* **本文抜粋**
僕が演じた役は、39年連れ添った夫が突然の事故によって急逝。葬儀などが一通り済んだ日の「母」よし子。長男・長女がひさびさに家に集まる中、夫の書斎机の中から「遺言書」が見つかり、夫は自殺だったのかもしれない、自分は良い妻・母ではなかったのかもしれないという怖れに苦しむ、役だった。

今回「俳優」としてこの作品に関わるにあたり、ここまで混乱し困難を極めた理由はいくつか考えられる。

ひとつめは、自分自身が演出したバージョンと、俳優として参加したバージョンの「世界観」がまるで違ったことがあげられる。作品全体の解釈、シーンの解釈、役の解釈、またはその表現の仕方が全然違った。でも、同じセリフで同じ物語。そのことが想像していた以上に僕を混乱させた。目に映る風景、聞こえてくる声や音、間合い、などがあまりに違いすぎる。相手役の造形がまるで違いすぎる。2つの世界が僕の中で融合されずに同時存在するような感覚。脳が痺れ、情報処理能力が著しく低下し、異常なまでの不安定な状態となった。うまく説明できないけれど、それは一種「恐怖」に近い感覚。ホラー映画の登場人物のような感じだった。震えたり、呼吸が苦しくなったりもした。この感覚は、稽古中はもちろん本番に入ってからもずっと続き、千秋楽まで解消されることはなかった。これが「違う」作品であればきっと切り替えられていたのだろう。「同じ」作品なのに「違う」世界観であったからこそ、うまく切り替えることができなかったのだ。そう考えると、おそらく今後二度と経験することのないことだろう稀有な体験をしたとも言える。

保存済みの記録
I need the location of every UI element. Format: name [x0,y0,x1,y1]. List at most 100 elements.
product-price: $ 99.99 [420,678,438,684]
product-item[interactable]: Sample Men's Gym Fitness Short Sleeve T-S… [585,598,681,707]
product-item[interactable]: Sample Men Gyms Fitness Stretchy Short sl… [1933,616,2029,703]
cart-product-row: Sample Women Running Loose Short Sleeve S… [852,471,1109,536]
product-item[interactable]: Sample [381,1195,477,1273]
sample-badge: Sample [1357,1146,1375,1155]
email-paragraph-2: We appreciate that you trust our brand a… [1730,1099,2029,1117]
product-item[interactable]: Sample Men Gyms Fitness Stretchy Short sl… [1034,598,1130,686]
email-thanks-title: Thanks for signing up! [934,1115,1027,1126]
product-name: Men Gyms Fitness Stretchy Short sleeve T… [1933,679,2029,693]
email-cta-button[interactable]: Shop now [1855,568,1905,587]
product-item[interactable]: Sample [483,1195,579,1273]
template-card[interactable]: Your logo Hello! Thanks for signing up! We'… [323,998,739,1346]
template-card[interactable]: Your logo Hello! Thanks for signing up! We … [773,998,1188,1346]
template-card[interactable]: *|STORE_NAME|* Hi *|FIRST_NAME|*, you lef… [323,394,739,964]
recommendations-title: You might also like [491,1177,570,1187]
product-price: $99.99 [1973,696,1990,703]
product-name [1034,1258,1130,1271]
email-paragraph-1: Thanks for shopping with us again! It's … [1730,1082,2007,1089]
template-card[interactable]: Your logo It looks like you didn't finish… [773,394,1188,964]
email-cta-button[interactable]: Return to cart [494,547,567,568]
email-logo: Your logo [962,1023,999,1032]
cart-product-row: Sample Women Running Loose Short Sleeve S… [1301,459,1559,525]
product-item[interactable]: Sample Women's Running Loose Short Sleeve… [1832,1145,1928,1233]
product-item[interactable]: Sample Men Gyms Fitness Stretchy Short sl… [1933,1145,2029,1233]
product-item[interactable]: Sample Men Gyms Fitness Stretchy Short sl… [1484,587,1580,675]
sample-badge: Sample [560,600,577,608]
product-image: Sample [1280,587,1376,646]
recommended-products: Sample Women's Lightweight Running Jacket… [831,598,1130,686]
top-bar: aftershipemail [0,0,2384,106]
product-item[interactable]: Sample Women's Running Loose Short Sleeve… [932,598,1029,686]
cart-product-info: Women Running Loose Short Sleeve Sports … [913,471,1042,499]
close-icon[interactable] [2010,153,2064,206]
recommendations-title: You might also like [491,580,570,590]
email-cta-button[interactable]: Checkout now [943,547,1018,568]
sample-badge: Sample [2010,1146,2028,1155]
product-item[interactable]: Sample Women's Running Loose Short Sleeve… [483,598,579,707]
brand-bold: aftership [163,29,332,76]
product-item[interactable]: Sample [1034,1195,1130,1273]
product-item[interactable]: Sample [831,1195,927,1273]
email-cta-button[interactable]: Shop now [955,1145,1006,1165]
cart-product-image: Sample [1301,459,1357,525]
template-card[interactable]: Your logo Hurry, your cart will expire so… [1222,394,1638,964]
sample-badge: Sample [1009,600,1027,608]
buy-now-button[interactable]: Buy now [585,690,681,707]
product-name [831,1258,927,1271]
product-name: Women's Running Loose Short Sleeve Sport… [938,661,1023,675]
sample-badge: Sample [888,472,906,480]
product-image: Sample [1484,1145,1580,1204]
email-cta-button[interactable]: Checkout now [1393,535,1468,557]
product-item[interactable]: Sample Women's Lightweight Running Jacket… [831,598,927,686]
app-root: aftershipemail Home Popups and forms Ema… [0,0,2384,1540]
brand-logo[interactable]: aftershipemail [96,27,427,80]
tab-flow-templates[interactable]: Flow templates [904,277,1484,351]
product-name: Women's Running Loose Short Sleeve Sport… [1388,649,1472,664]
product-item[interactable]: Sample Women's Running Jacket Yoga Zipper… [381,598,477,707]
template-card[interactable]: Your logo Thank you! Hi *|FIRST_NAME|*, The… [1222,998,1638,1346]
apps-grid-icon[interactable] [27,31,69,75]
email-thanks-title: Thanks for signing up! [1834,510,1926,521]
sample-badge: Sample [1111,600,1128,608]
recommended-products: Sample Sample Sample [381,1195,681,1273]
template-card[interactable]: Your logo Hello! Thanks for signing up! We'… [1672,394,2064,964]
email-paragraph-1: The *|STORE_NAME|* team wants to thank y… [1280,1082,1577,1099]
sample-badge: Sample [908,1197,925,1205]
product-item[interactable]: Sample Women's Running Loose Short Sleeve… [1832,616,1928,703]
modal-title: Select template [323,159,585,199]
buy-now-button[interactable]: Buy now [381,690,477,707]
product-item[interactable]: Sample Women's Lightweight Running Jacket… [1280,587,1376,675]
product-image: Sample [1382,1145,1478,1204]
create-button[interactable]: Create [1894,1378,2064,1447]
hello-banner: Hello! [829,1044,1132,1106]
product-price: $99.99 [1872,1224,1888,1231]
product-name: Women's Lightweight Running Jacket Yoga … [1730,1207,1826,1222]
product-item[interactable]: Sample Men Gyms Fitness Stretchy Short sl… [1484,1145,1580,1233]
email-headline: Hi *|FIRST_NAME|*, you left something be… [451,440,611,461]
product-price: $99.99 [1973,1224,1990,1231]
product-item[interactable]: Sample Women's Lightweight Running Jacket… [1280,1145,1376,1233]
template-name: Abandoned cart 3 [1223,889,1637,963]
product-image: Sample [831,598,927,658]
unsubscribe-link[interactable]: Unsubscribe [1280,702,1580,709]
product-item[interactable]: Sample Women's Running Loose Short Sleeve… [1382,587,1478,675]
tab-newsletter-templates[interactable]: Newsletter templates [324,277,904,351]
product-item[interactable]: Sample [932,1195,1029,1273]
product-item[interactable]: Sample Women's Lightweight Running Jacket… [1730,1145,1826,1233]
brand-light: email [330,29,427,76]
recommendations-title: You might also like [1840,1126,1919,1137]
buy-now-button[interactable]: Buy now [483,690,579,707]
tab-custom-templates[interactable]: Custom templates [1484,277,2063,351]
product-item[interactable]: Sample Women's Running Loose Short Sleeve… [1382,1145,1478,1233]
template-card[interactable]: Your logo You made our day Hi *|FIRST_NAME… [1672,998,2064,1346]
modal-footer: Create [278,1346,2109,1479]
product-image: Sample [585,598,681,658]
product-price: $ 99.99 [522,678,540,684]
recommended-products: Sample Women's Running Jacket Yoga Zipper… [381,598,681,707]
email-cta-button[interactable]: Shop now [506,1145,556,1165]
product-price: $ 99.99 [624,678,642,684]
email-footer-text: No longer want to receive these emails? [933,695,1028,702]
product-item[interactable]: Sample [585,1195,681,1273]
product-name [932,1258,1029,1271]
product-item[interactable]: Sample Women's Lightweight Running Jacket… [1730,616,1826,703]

* **やること**
- 1) 上の本文を、一字一句変えずにもう一度全部示してもらえますか？
- 2) 記録の最初の行から「product-item[interactable]: Sample Men's」を含む行まで、その行も含めて一字一句そのまま書き写してもらえますか？

* **解答一覧**
- 1)
僕が演じた役は、39年連れ添った夫が突然の事故によって急逝。葬儀などが一通り済んだ日の「母」よし子。長男・長女がひさびさに家に集まる中、夫の書斎机の中から「遺言書」が見つかり、夫は自殺だったのかもしれない、自分は良い妻・母ではなかったのかもしれないという怖れに苦しむ、役だった。

今回「俳優」としてこの作品に関わるにあたり、ここまで混乱し困難を極めた理由はいくつか考えられる。

ひとつめは、自分自身が演出したバージョンと、俳優として参加したバージョンの「世界観」がまるで違ったことがあげられる。作品全体の解釈、シーンの解釈、役の解釈、またはその表現の仕方が全然違った。でも、同じセリフで同じ物語。そのことが想像していた以上に僕を混乱させた。目に映る風景、聞こえてくる声や音、間合い、などがあまりに違いすぎる。相手役の造形がまるで違いすぎる。2つの世界が僕の中で融合されずに同時存在するような感覚。脳が痺れ、情報処理能力が著しく低下し、異常なまでの不安定な状態となった。うまく説明できないけれど、それは一種「恐怖」に近い感覚。ホラー映画の登場人物のような感じだった。震えたり、呼吸が苦しくなったりもした。この感覚は、稽古中はもちろん本番に入ってからもずっと続き、千秋楽まで解消されることはなかった。これが「違う」作品であればきっと切り替えられていたのだろう。「同じ」作品なのに「違う」世界観であったからこそ、うまく切り替えることができなかったのだ。そう考えると、おそらく今後二度と経験することのないことだろう稀有な体験をしたとも言える。

- 2)
I need the location of every UI element. Format: name [x0,y0,x1,y1]. List at most 100 elements.
product-price: $ 99.99 [420,678,438,684]
product-item[interactable]: Sample Men's Gym Fitness Short Sleeve T-S… [585,598,681,707]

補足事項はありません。